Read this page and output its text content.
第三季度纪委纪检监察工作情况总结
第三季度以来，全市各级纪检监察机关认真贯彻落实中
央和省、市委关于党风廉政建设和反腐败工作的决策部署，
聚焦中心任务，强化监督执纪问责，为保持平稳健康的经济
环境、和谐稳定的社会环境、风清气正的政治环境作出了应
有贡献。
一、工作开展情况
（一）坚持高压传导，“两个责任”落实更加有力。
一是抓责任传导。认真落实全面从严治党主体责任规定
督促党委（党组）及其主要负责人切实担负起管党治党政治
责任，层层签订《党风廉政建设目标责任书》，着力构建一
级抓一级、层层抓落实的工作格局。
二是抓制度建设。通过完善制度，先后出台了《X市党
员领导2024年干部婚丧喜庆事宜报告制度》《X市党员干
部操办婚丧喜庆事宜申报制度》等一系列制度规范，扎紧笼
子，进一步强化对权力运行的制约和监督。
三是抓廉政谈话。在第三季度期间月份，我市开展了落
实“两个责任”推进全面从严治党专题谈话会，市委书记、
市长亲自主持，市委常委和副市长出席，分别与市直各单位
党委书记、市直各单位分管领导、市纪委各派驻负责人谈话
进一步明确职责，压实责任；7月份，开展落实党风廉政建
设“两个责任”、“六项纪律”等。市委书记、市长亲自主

********

Report each line of the material above where the word "两个责任" appears.

（一）坚持高压传导，“两个责任”落实更加有力。
实“两个责任”推进全面从严治党专题谈话会，市委书记、
设“两个责任”、“六项纪律”等。市委书记、市长亲自主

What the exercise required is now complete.